Return, word for word, the lines of the entries from the one containing "- data-label: 12%: [603, 143, 668, 179]" through the end of the entries, with both ends included. Omit the pictures.

— Start WORKING DATA —

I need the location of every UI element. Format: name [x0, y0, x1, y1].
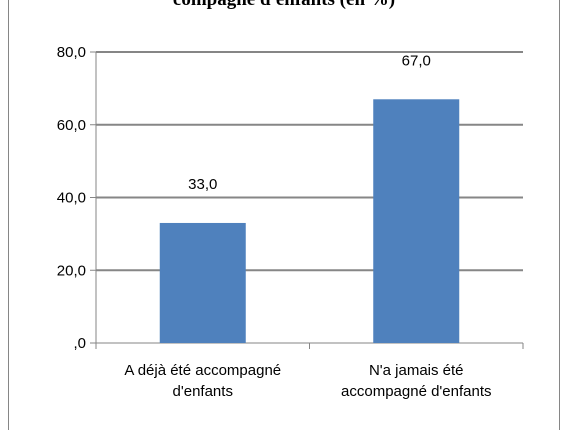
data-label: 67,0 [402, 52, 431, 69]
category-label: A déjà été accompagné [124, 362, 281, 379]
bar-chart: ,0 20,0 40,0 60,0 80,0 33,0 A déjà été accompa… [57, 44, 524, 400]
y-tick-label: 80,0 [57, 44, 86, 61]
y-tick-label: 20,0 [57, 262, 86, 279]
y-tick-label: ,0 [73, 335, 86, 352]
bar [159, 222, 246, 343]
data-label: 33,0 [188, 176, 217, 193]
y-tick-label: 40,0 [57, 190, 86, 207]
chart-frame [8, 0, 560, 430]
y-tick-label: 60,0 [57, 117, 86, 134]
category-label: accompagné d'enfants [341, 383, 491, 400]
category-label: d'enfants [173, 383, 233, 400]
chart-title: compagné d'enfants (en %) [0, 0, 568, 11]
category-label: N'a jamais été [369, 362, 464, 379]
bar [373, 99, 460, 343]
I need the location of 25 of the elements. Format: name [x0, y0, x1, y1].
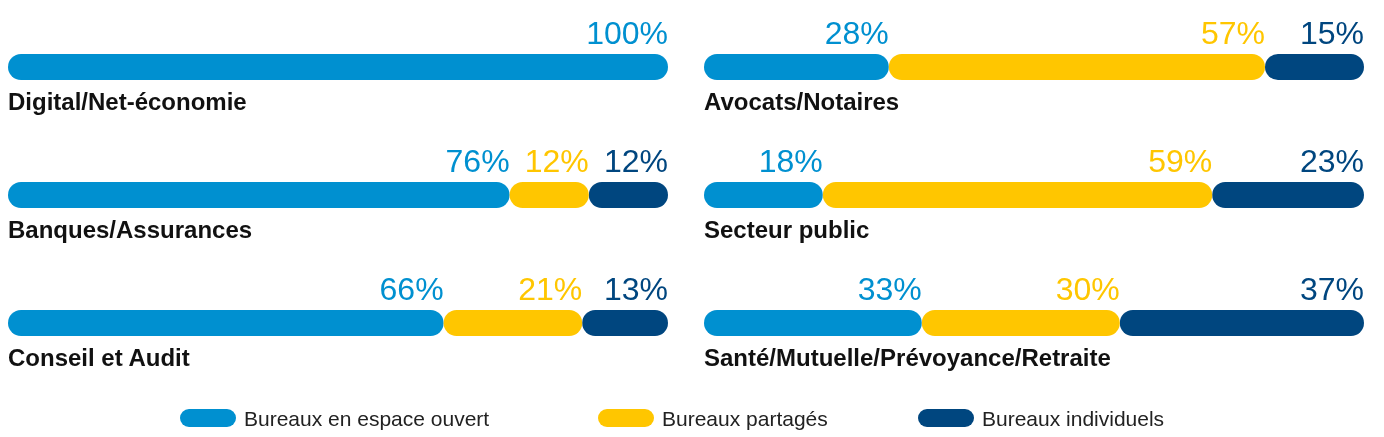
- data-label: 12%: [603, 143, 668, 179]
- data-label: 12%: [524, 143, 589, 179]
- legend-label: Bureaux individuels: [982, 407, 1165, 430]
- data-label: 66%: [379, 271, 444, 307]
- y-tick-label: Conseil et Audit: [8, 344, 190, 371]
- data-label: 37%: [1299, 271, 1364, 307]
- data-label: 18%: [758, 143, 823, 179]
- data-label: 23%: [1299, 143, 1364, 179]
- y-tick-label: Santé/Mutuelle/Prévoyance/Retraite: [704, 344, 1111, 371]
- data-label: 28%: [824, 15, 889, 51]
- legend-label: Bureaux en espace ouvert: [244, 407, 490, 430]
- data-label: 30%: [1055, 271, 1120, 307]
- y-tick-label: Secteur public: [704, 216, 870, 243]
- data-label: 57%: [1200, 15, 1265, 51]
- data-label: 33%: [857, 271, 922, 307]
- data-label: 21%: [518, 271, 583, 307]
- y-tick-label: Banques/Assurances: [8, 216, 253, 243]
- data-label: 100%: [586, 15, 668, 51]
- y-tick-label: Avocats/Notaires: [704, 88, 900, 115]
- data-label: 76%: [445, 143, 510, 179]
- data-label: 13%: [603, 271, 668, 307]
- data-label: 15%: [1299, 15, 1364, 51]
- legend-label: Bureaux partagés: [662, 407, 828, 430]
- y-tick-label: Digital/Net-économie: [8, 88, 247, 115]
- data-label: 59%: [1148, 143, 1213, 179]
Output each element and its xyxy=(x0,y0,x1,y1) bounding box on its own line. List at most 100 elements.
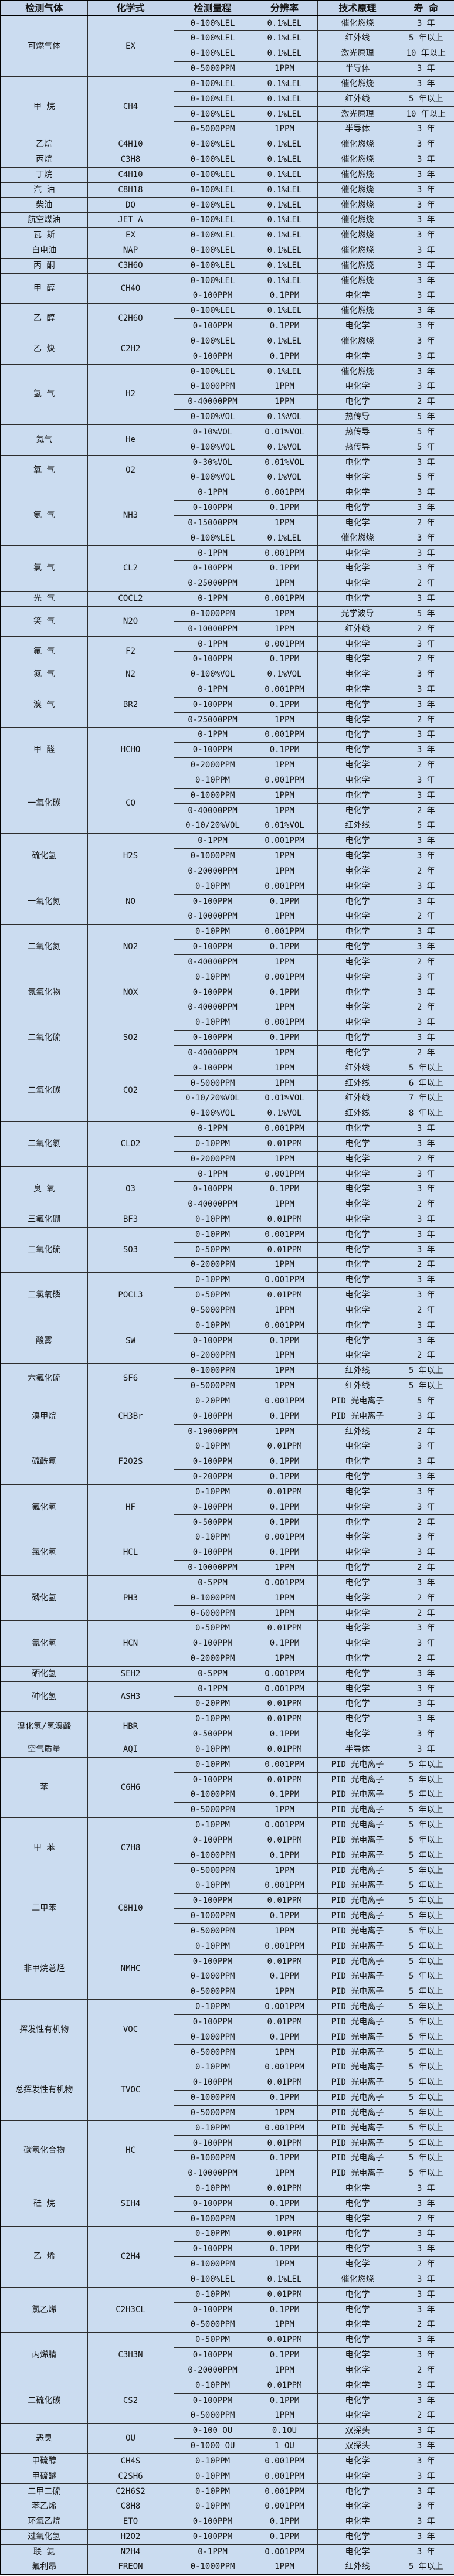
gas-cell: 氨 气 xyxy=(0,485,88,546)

— End WORKING DATA —

RESULT OF THIS TASK –
- data-label: 12%: [603, 143, 668, 179]
- data-label: 12%: [524, 143, 589, 179]
- legend-label: Bureaux individuels: [982, 407, 1165, 430]
- data-label: 66%: [379, 271, 444, 307]
- y-tick-label: Conseil et Audit: [8, 344, 190, 371]
- data-label: 37%: [1299, 271, 1364, 307]
- data-label: 18%: [758, 143, 823, 179]
- data-label: 23%: [1299, 143, 1364, 179]
- y-tick-label: Santé/Mutuelle/Prévoyance/Retraite: [704, 344, 1111, 371]
- data-label: 28%: [824, 15, 889, 51]
- legend-label: Bureaux en espace ouvert: [244, 407, 490, 430]
- data-label: 30%: [1055, 271, 1120, 307]
- y-tick-label: Secteur public: [704, 216, 870, 243]
- data-label: 57%: [1200, 15, 1265, 51]
- data-label: 33%: [857, 271, 922, 307]
- data-label: 21%: [518, 271, 583, 307]
- y-tick-label: Banques/Assurances: [8, 216, 253, 243]
- data-label: 100%: [586, 15, 668, 51]
- y-tick-label: Avocats/Notaires: [704, 88, 900, 115]
- data-label: 76%: [445, 143, 510, 179]
- data-label: 13%: [603, 271, 668, 307]
- data-label: 15%: [1299, 15, 1364, 51]
- legend-label: Bureaux partagés: [662, 407, 828, 430]
- y-tick-label: Digital/Net-économie: [8, 88, 247, 115]
- data-label: 59%: [1148, 143, 1213, 179]
Output each element and its xyxy=(x0,y0,x1,y1) bounding box on its own line. List at most 100 elements.
gas-cell: 氨 气 xyxy=(0,485,88,546)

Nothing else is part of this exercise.